Data records:
——

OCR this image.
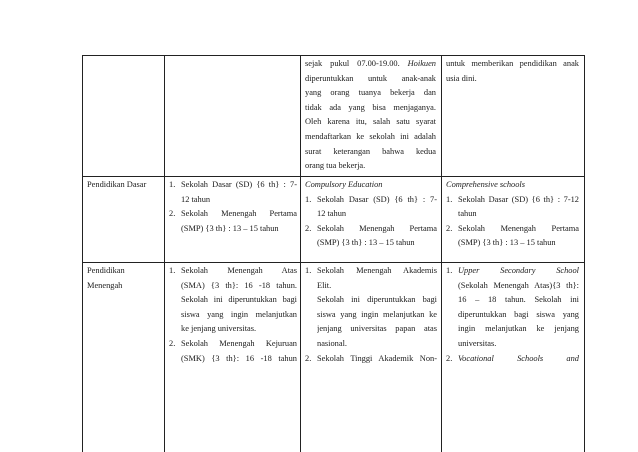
sejak pukul 07.00-19.00. Hoikuen
diperuntukkan untuk anak-anak
yang orang tuanya bekerja dan
tidak ada yang bisa menjaganya.
Oleh karena itu, salah satu syarat
mendaftarkan ke sekolah ini adalah
surat keterangan bahwa kedua
orang tua bekerja.
untuk memberikan pendidikan anak
usia dini.
Pendidikan Dasar	1. Sekolah Dasar (SD) {6 th} : 7-
12 tahun
2. Sekolah Menengah Pertama
(SMP) {3 th} : 13 – 15 tahun
Compulsory Education
1. Sekolah Dasar (SD) {6 th} : 7-
12 tahun
2. Sekolah Menengah Pertama
(SMP) {3 th} : 13 – 15 tahun
Comprehensive schools
1. Sekolah Dasar (SD) {6 th} : 7-12
tahun
2. Sekolah Menengah Pertama
(SMP) {3 th} : 13 – 15 tahun
Pendidikan
Menengah
1. Sekolah Menengah Atas
(SMA) {3 th}: 16 -18 tahun.
Sekolah ini diperuntukkan bagi
siswa yang ingin melanjutkan
ke jenjang universitas.
2. Sekolah Menengah Kejuruan
(SMK) {3 th}: 16 -18 tahun
1. Sekolah Menengah Akademis
Elit.
Sekolah ini diperuntukkan bagi
siswa yang ingin melanjutkan ke
jenjang universitas papan atas
nasional.
2. Sekolah Tinggi Akademik Non-
1. Upper Secondary School
(Sekolah Menengah Atas){3 th}:
16 – 18 tahun. Sekolah ini
diperuntukkan bagi siswa yang
ingin melanjutkan ke jenjang
universitas.
2. Vocational Schools and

——

• _TASK TO CARRY OUT_:
From the material above, copy everything exactly but the pictures.

• _OUTPUT OF THE EXERCISE_:
OCR this image.
sejak pukul 07.00-19.00. Hoikuen
diperuntukkan untuk anak-anak
yang orang tuanya bekerja dan
tidak ada yang bisa menjaganya.
Oleh karena itu, salah satu syarat
mendaftarkan ke sekolah ini adalah
surat keterangan bahwa kedua
orang tua bekerja.
untuk memberikan pendidikan anak
usia dini.
Pendidikan Dasar	1. Sekolah Dasar (SD) {6 th} : 7-
12 tahun
2. Sekolah Menengah Pertama
(SMP) {3 th} : 13 – 15 tahun
Compulsory Education
1. Sekolah Dasar (SD) {6 th} : 7-
12 tahun
2. Sekolah Menengah Pertama
(SMP) {3 th} : 13 – 15 tahun
Comprehensive schools
1. Sekolah Dasar (SD) {6 th} : 7-12
tahun
2. Sekolah Menengah Pertama
(SMP) {3 th} : 13 – 15 tahun
Pendidikan
Menengah
1. Sekolah Menengah Atas
(SMA) {3 th}: 16 -18 tahun.
Sekolah ini diperuntukkan bagi
siswa yang ingin melanjutkan
ke jenjang universitas.
2. Sekolah Menengah Kejuruan
(SMK) {3 th}: 16 -18 tahun
1. Sekolah Menengah Akademis
Elit.
Sekolah ini diperuntukkan bagi
siswa yang ingin melanjutkan ke
jenjang universitas papan atas
nasional.
2. Sekolah Tinggi Akademik Non-
1. Upper Secondary School
(Sekolah Menengah Atas){3 th}:
16 – 18 tahun. Sekolah ini
diperuntukkan bagi siswa yang
ingin melanjutkan ke jenjang
universitas.
2. Vocational Schools and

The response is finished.